Begin

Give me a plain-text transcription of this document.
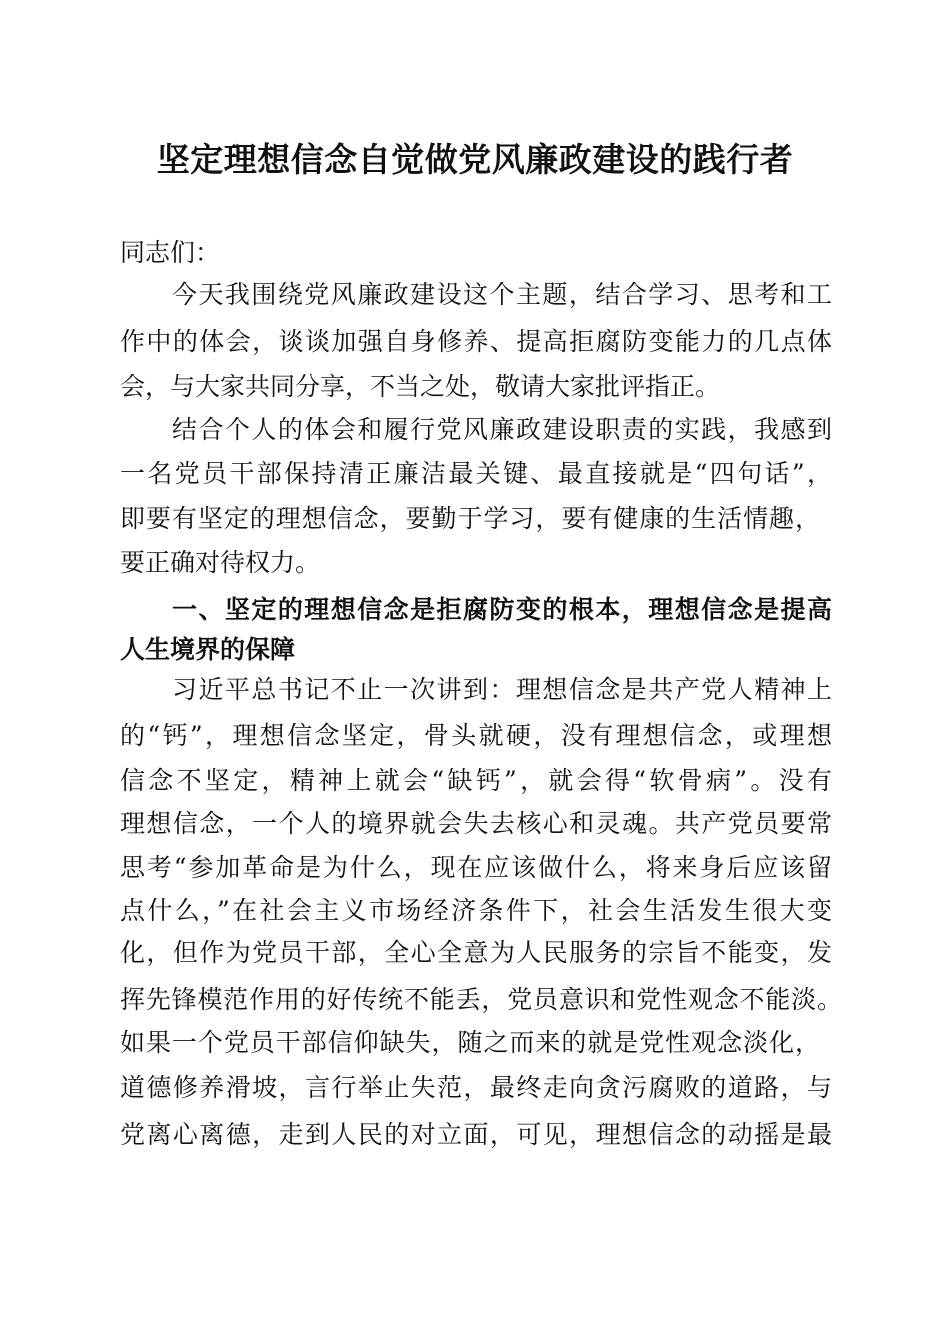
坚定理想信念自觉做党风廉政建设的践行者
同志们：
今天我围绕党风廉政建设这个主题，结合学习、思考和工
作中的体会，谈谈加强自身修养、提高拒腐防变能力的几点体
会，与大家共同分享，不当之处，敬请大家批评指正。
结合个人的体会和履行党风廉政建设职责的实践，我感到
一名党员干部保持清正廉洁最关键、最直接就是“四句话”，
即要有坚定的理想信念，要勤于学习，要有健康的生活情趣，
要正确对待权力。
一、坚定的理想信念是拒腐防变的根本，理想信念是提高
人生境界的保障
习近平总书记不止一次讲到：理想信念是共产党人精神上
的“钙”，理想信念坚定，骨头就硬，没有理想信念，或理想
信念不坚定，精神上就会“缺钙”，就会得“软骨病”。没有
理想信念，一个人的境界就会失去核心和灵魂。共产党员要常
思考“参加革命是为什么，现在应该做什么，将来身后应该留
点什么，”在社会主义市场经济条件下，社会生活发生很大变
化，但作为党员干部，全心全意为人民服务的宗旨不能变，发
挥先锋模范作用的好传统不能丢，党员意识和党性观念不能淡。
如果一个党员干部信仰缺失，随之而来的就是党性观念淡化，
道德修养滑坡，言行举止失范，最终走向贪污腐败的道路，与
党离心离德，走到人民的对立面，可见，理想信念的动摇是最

End

Write out the entries above verbatim; the pictures do not belong in your copy.

*The result*.
Give me a plain-text transcription of this document.
坚定理想信念自觉做党风廉政建设的践行者
同志们：
今天我围绕党风廉政建设这个主题，结合学习、思考和工
作中的体会，谈谈加强自身修养、提高拒腐防变能力的几点体
会，与大家共同分享，不当之处，敬请大家批评指正。
结合个人的体会和履行党风廉政建设职责的实践，我感到
一名党员干部保持清正廉洁最关键、最直接就是“四句话”，
即要有坚定的理想信念，要勤于学习，要有健康的生活情趣，
要正确对待权力。
一、坚定的理想信念是拒腐防变的根本，理想信念是提高
人生境界的保障
习近平总书记不止一次讲到：理想信念是共产党人精神上
的“钙”，理想信念坚定，骨头就硬，没有理想信念，或理想
信念不坚定，精神上就会“缺钙”，就会得“软骨病”。没有
理想信念，一个人的境界就会失去核心和灵魂。共产党员要常
思考“参加革命是为什么，现在应该做什么，将来身后应该留
点什么，”在社会主义市场经济条件下，社会生活发生很大变
化，但作为党员干部，全心全意为人民服务的宗旨不能变，发
挥先锋模范作用的好传统不能丢，党员意识和党性观念不能淡。
如果一个党员干部信仰缺失，随之而来的就是党性观念淡化，
道德修养滑坡，言行举止失范，最终走向贪污腐败的道路，与
党离心离德，走到人民的对立面，可见，理想信念的动摇是最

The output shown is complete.